╔══

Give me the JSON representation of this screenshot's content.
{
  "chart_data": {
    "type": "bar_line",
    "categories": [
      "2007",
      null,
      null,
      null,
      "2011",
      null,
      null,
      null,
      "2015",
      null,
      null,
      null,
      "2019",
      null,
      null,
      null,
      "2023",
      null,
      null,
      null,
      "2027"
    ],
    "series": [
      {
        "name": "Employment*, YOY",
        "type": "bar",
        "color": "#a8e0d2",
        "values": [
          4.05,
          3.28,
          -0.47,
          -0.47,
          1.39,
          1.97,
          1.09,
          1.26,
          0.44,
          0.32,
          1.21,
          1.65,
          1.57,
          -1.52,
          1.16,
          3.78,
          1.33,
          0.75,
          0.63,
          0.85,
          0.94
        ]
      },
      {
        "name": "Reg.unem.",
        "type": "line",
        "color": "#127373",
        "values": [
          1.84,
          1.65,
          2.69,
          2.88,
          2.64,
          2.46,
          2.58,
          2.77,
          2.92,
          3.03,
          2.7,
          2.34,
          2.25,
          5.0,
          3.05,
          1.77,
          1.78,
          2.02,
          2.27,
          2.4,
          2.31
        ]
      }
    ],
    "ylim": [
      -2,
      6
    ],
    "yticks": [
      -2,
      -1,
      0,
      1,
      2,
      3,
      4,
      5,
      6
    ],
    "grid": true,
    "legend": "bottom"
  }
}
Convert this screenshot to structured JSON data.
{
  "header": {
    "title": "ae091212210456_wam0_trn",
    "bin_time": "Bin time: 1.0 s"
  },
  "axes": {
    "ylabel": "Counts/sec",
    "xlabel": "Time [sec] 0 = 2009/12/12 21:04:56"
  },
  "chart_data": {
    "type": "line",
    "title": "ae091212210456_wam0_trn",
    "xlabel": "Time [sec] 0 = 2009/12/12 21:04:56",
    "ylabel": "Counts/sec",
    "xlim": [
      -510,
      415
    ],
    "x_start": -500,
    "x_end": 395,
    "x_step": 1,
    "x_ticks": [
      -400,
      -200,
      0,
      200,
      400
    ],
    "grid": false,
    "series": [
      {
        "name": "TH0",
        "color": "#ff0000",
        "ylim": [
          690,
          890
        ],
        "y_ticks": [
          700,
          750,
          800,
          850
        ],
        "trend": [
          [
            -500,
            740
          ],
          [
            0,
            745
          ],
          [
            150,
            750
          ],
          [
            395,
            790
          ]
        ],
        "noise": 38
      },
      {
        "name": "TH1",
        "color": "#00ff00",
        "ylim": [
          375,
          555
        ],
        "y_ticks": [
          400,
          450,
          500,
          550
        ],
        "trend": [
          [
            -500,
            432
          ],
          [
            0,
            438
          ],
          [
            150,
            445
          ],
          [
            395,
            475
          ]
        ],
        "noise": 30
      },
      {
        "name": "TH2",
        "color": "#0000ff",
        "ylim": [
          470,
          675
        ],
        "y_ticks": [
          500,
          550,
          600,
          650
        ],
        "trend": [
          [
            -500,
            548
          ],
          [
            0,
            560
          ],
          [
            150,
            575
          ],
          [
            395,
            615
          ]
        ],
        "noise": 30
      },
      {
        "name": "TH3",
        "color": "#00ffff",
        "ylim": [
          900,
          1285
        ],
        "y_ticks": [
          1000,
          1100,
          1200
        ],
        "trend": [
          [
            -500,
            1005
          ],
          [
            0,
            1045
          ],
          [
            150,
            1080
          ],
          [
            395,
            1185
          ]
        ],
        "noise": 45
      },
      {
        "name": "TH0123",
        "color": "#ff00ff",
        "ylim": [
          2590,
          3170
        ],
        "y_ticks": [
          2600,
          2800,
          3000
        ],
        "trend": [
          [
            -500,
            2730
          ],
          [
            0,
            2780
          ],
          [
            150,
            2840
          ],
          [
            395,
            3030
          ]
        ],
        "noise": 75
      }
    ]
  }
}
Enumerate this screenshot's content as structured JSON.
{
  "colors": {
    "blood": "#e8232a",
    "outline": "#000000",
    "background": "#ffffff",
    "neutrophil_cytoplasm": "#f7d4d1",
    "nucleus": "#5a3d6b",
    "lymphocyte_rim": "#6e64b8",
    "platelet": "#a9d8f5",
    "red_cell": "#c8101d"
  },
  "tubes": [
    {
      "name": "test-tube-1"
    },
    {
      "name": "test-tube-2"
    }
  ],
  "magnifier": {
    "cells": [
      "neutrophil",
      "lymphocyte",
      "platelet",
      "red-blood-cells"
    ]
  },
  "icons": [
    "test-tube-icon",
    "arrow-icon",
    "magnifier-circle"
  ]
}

╚══

## [Short task]
Retype the records above exactly.

## [The reply]
Give me the JSON representation of this screenshot's content.
{
  "chart_data": {
    "type": "bar_line",
    "categories": [
      "2007",
      null,
      null,
      null,
      "2011",
      null,
      null,
      null,
      "2015",
      null,
      null,
      null,
      "2019",
      null,
      null,
      null,
      "2023",
      null,
      null,
      null,
      "2027"
    ],
    "series": [
      {
        "name": "Employment*, YOY",
        "type": "bar",
        "color": "#a8e0d2",
        "values": [
          4.05,
          3.28,
          -0.47,
          -0.47,
          1.39,
          1.97,
          1.09,
          1.26,
          0.44,
          0.32,
          1.21,
          1.65,
          1.57,
          -1.52,
          1.16,
          3.78,
          1.33,
          0.75,
          0.63,
          0.85,
          0.94
        ]
      },
      {
        "name": "Reg.unem.",
        "type": "line",
        "color": "#127373",
        "values": [
          1.84,
          1.65,
          2.69,
          2.88,
          2.64,
          2.46,
          2.58,
          2.77,
          2.92,
          3.03,
          2.7,
          2.34,
          2.25,
          5.0,
          3.05,
          1.77,
          1.78,
          2.02,
          2.27,
          2.4,
          2.31
        ]
      }
    ],
    "ylim": [
      -2,
      6
    ],
    "yticks": [
      -2,
      -1,
      0,
      1,
      2,
      3,
      4,
      5,
      6
    ],
    "grid": true,
    "legend": "bottom"
  }
}
Convert this screenshot to structured JSON data.
{
  "header": {
    "title": "ae091212210456_wam0_trn",
    "bin_time": "Bin time: 1.0 s"
  },
  "axes": {
    "ylabel": "Counts/sec",
    "xlabel": "Time [sec] 0 = 2009/12/12 21:04:56"
  },
  "chart_data": {
    "type": "line",
    "title": "ae091212210456_wam0_trn",
    "xlabel": "Time [sec] 0 = 2009/12/12 21:04:56",
    "ylabel": "Counts/sec",
    "xlim": [
      -510,
      415
    ],
    "x_start": -500,
    "x_end": 395,
    "x_step": 1,
    "x_ticks": [
      -400,
      -200,
      0,
      200,
      400
    ],
    "grid": false,
    "series": [
      {
        "name": "TH0",
        "color": "#ff0000",
        "ylim": [
          690,
          890
        ],
        "y_ticks": [
          700,
          750,
          800,
          850
        ],
        "trend": [
          [
            -500,
            740
          ],
          [
            0,
            745
          ],
          [
            150,
            750
          ],
          [
            395,
            790
          ]
        ],
        "noise": 38
      },
      {
        "name": "TH1",
        "color": "#00ff00",
        "ylim": [
          375,
          555
        ],
        "y_ticks": [
          400,
          450,
          500,
          550
        ],
        "trend": [
          [
            -500,
            432
          ],
          [
            0,
            438
          ],
          [
            150,
            445
          ],
          [
            395,
            475
          ]
        ],
        "noise": 30
      },
      {
        "name": "TH2",
        "color": "#0000ff",
        "ylim": [
          470,
          675
        ],
        "y_ticks": [
          500,
          550,
          600,
          650
        ],
        "trend": [
          [
            -500,
            548
          ],
          [
            0,
            560
          ],
          [
            150,
            575
          ],
          [
            395,
            615
          ]
        ],
        "noise": 30
      },
      {
        "name": "TH3",
        "color": "#00ffff",
        "ylim": [
          900,
          1285
        ],
        "y_ticks": [
          1000,
          1100,
          1200
        ],
        "trend": [
          [
            -500,
            1005
          ],
          [
            0,
            1045
          ],
          [
            150,
            1080
          ],
          [
            395,
            1185
          ]
        ],
        "noise": 45
      },
      {
        "name": "TH0123",
        "color": "#ff00ff",
        "ylim": [
          2590,
          3170
        ],
        "y_ticks": [
          2600,
          2800,
          3000
        ],
        "trend": [
          [
            -500,
            2730
          ],
          [
            0,
            2780
          ],
          [
            150,
            2840
          ],
          [
            395,
            3030
          ]
        ],
        "noise": 75
      }
    ]
  }
}
Enumerate this screenshot's content as structured JSON.
{
  "colors": {
    "blood": "#e8232a",
    "outline": "#000000",
    "background": "#ffffff",
    "neutrophil_cytoplasm": "#f7d4d1",
    "nucleus": "#5a3d6b",
    "lymphocyte_rim": "#6e64b8",
    "platelet": "#a9d8f5",
    "red_cell": "#c8101d"
  },
  "tubes": [
    {
      "name": "test-tube-1"
    },
    {
      "name": "test-tube-2"
    }
  ],
  "magnifier": {
    "cells": [
      "neutrophil",
      "lymphocyte",
      "platelet",
      "red-blood-cells"
    ]
  },
  "icons": [
    "test-tube-icon",
    "arrow-icon",
    "magnifier-circle"
  ]
}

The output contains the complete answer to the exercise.